++++ Rows

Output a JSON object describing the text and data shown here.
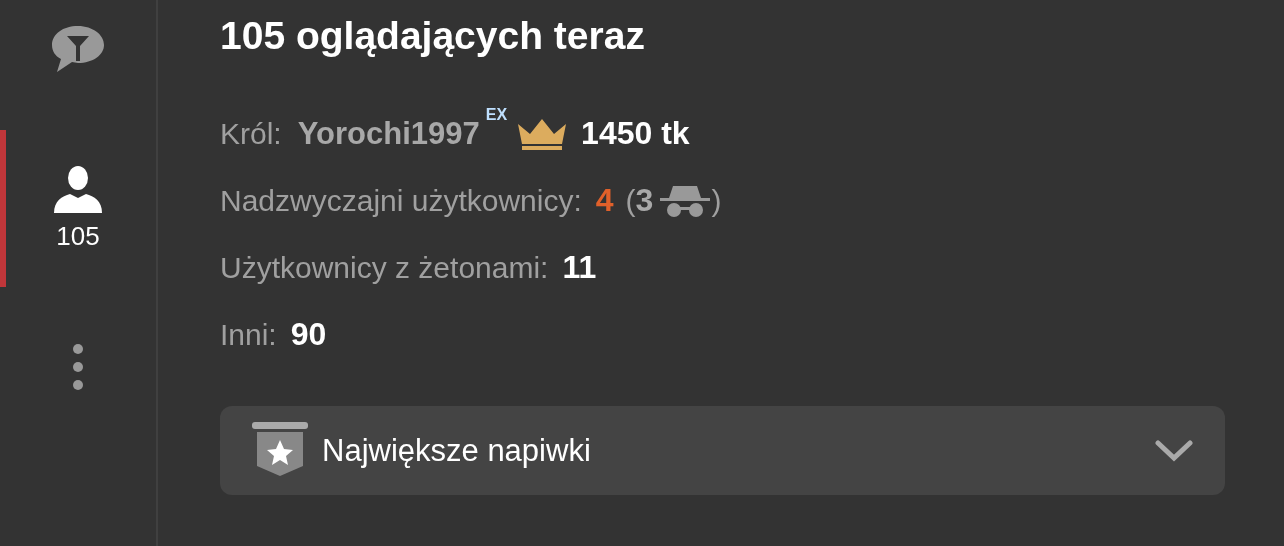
{
  "sidebar": {
    "items": [
      {
        "kind": "filter",
        "selected": false
      },
      {
        "kind": "users",
        "label": "105",
        "selected": true
      },
      {
        "kind": "more",
        "selected": false
      }
    ]
  },
  "heading": "105 oglądających teraz",
  "king": {
    "label": "Król:",
    "name": "Yorochi1997",
    "badge": "EX",
    "amount": "1450 tk"
  },
  "rows": [
    {
      "kind": "special",
      "label": "Nadzwyczajni użytkownicy:",
      "value": "4",
      "open": "(",
      "hidden": "3",
      "close": ")"
    },
    {
      "kind": "plain",
      "label": "Użytkownicy z żetonami:",
      "value": "11"
    },
    {
      "kind": "plain",
      "label": "Inni:",
      "value": "90"
    }
  ],
  "dropdown": {
    "label": "Największe napiwki",
    "expanded": false
  }
}
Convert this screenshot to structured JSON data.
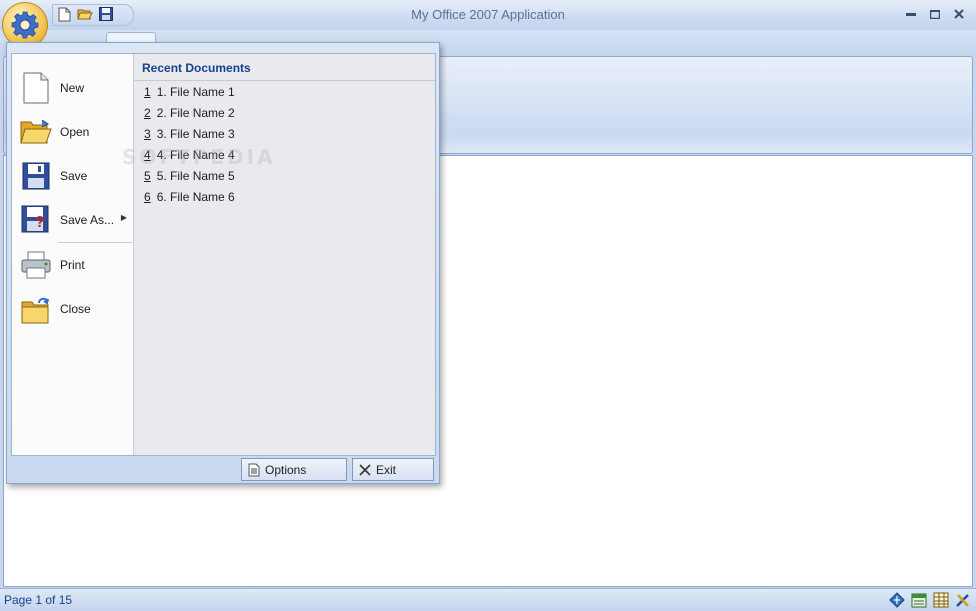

++++++++

■ **Directions for this task**:
Leave the pictures out and reproduce all of the records exactly.

■ **Solution**:
Output a JSON object describing the text and data shown here.
{
  "sidebar": {
    "items": [
      {
        "kind": "filter",
        "selected": false
      },
      {
        "kind": "users",
        "label": "105",
        "selected": true
      },
      {
        "kind": "more",
        "selected": false
      }
    ]
  },
  "heading": "105 oglądających teraz",
  "king": {
    "label": "Król:",
    "name": "Yorochi1997",
    "badge": "EX",
    "amount": "1450 tk"
  },
  "rows": [
    {
      "kind": "special",
      "label": "Nadzwyczajni użytkownicy:",
      "value": "4",
      "open": "(",
      "hidden": "3",
      "close": ")"
    },
    {
      "kind": "plain",
      "label": "Użytkownicy z żetonami:",
      "value": "11"
    },
    {
      "kind": "plain",
      "label": "Inni:",
      "value": "90"
    }
  ],
  "dropdown": {
    "label": "Największe napiwki",
    "expanded": false
  }
}
Convert this screenshot to structured JSON data.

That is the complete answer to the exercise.